_TO DO_:
Return the listing below verbatim. Pictures do not belong in the copy.
= = = = =
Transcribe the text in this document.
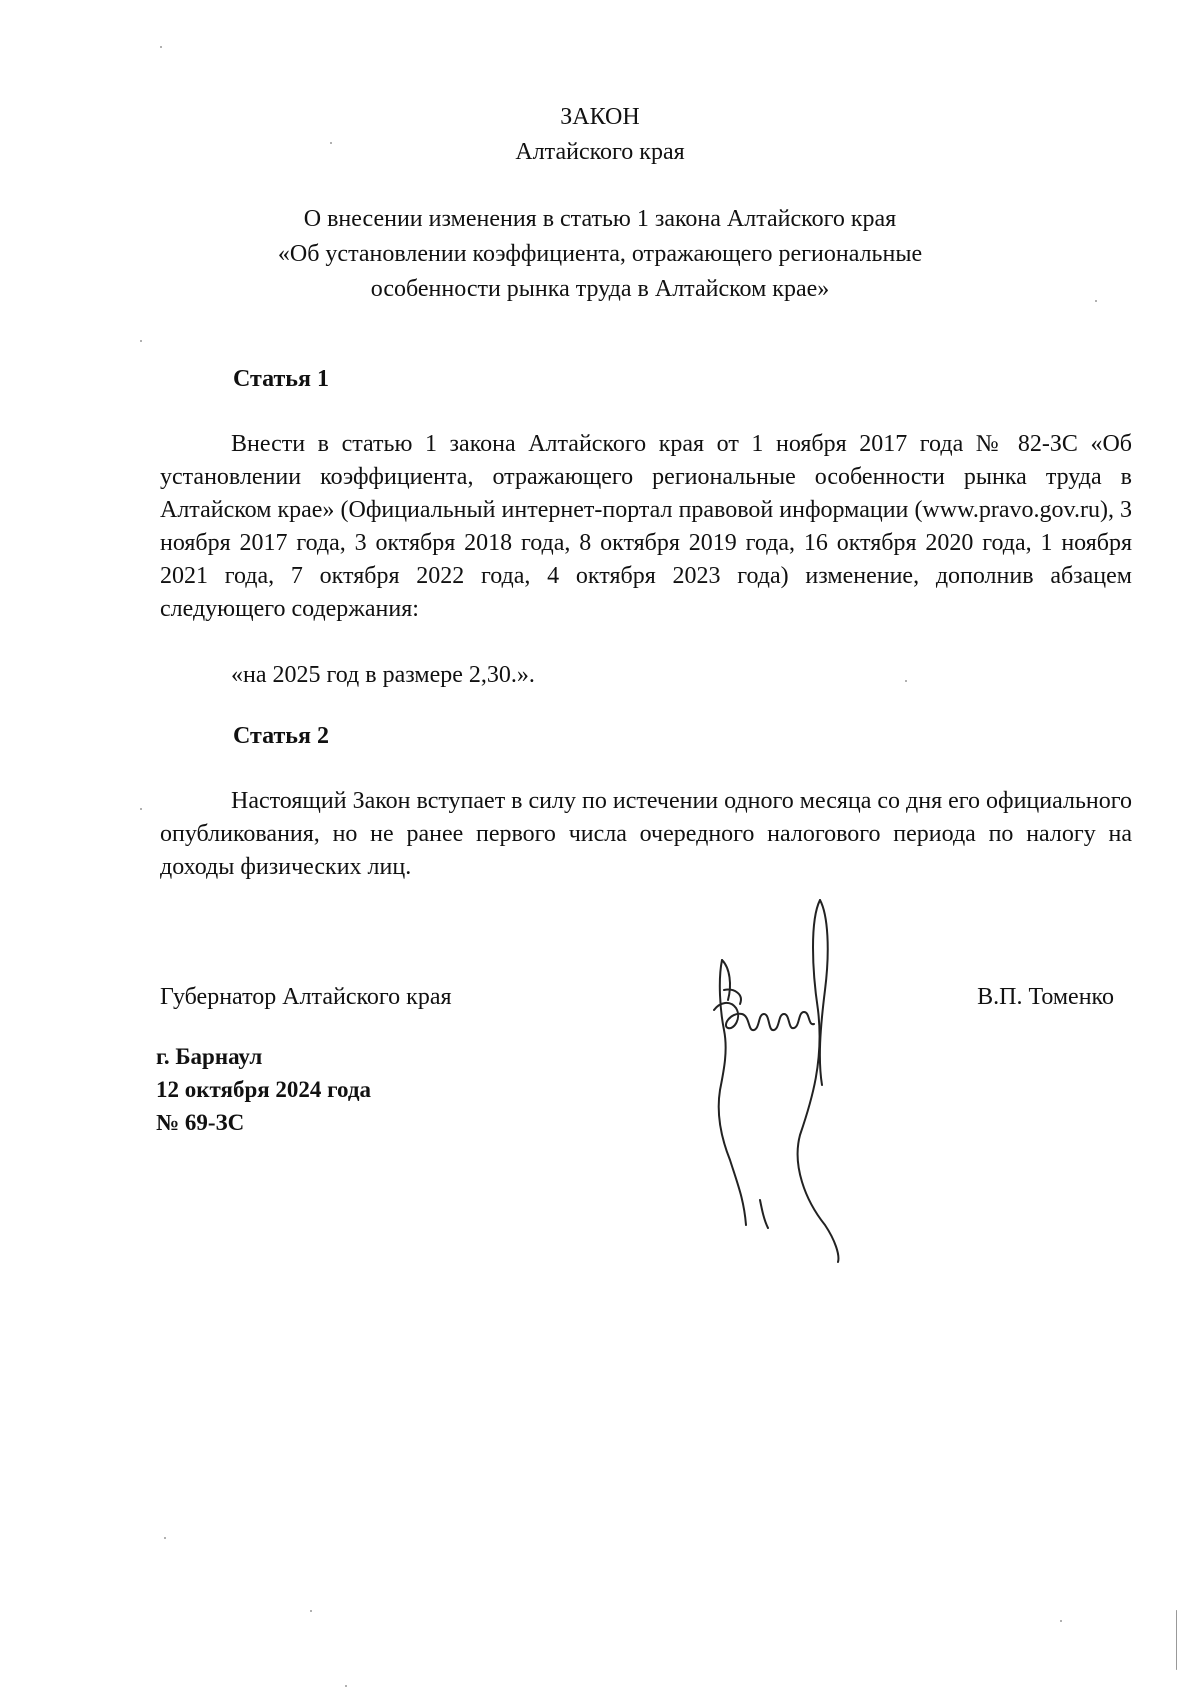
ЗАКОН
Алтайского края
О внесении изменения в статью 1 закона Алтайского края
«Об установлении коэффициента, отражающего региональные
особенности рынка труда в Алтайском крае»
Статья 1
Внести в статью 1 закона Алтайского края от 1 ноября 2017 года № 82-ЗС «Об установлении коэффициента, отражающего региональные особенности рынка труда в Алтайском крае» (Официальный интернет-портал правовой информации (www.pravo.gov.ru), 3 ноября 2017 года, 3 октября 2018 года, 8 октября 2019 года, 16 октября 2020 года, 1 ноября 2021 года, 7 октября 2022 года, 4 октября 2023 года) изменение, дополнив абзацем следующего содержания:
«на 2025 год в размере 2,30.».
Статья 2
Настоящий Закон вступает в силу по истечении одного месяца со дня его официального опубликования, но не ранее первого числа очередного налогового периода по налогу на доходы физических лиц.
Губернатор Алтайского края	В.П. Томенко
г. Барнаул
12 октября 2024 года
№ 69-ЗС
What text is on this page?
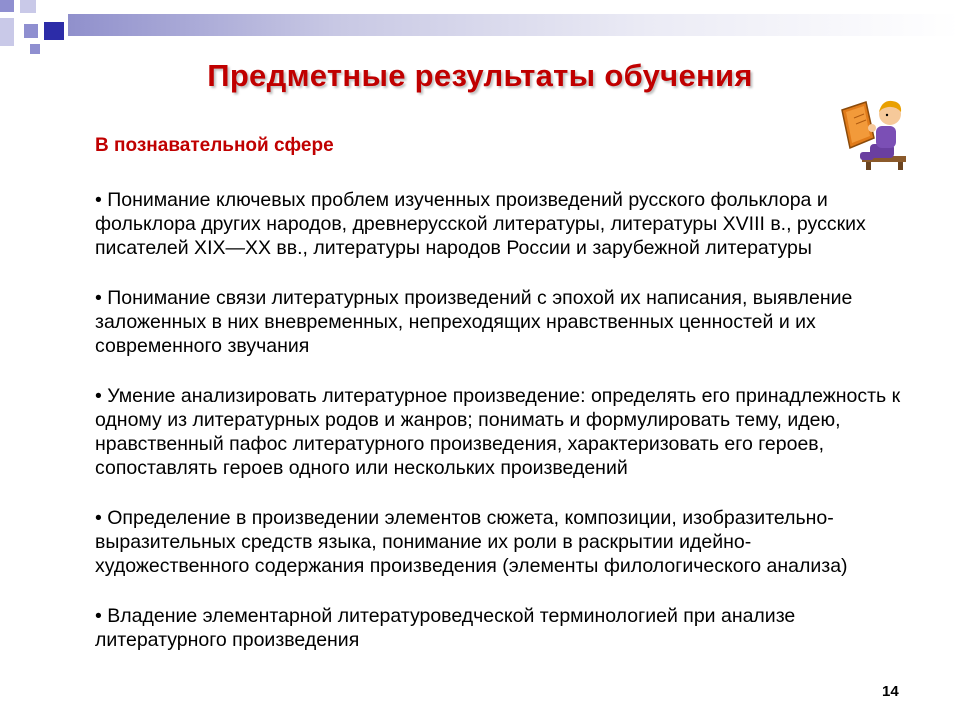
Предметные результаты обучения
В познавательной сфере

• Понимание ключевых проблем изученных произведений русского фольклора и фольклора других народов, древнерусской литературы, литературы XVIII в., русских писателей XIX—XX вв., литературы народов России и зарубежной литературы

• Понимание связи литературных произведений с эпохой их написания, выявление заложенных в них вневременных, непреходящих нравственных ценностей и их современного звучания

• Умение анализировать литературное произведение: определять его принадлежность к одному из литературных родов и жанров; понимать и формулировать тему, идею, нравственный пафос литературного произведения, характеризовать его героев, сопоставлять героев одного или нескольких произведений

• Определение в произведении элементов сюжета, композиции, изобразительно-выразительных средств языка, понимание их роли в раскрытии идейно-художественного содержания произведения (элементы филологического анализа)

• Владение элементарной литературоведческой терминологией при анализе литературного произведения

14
= = = = =
_RESULT OF THIS TASK_:
Transcribe the text in this document.
ЗАКОН
Алтайского края
О внесении изменения в статью 1 закона Алтайского края
«Об установлении коэффициента, отражающего региональные
особенности рынка труда в Алтайском крае»
Статья 1
Внести в статью 1 закона Алтайского края от 1 ноября 2017 года № 82-ЗС «Об установлении коэффициента, отражающего региональные особенности рынка труда в Алтайском крае» (Официальный интернет-портал правовой информации (www.pravo.gov.ru), 3 ноября 2017 года, 3 октября 2018 года, 8 октября 2019 года, 16 октября 2020 года, 1 ноября 2021 года, 7 октября 2022 года, 4 октября 2023 года) изменение, дополнив абзацем следующего содержания:
«на 2025 год в размере 2,30.».
Статья 2
Настоящий Закон вступает в силу по истечении одного месяца со дня его официального опубликования, но не ранее первого числа очередного налогового периода по налогу на доходы физических лиц.
Губернатор Алтайского края	В.П. Томенко
г. Барнаул
12 октября 2024 года
№ 69-ЗС
What text is on this page?
Предметные результаты обучения
В познавательной сфере

• Понимание ключевых проблем изученных произведений русского фольклора и фольклора других народов, древнерусской литературы, литературы XVIII в., русских писателей XIX—XX вв., литературы народов России и зарубежной литературы

• Понимание связи литературных произведений с эпохой их написания, выявление заложенных в них вневременных, непреходящих нравственных ценностей и их современного звучания

• Умение анализировать литературное произведение: определять его принадлежность к одному из литературных родов и жанров; понимать и формулировать тему, идею, нравственный пафос литературного произведения, характеризовать его героев, сопоставлять героев одного или нескольких произведений

• Определение в произведении элементов сюжета, композиции, изобразительно-выразительных средств языка, понимание их роли в раскрытии идейно-художественного содержания произведения (элементы филологического анализа)

• Владение элементарной литературоведческой терминологией при анализе литературного произведения

14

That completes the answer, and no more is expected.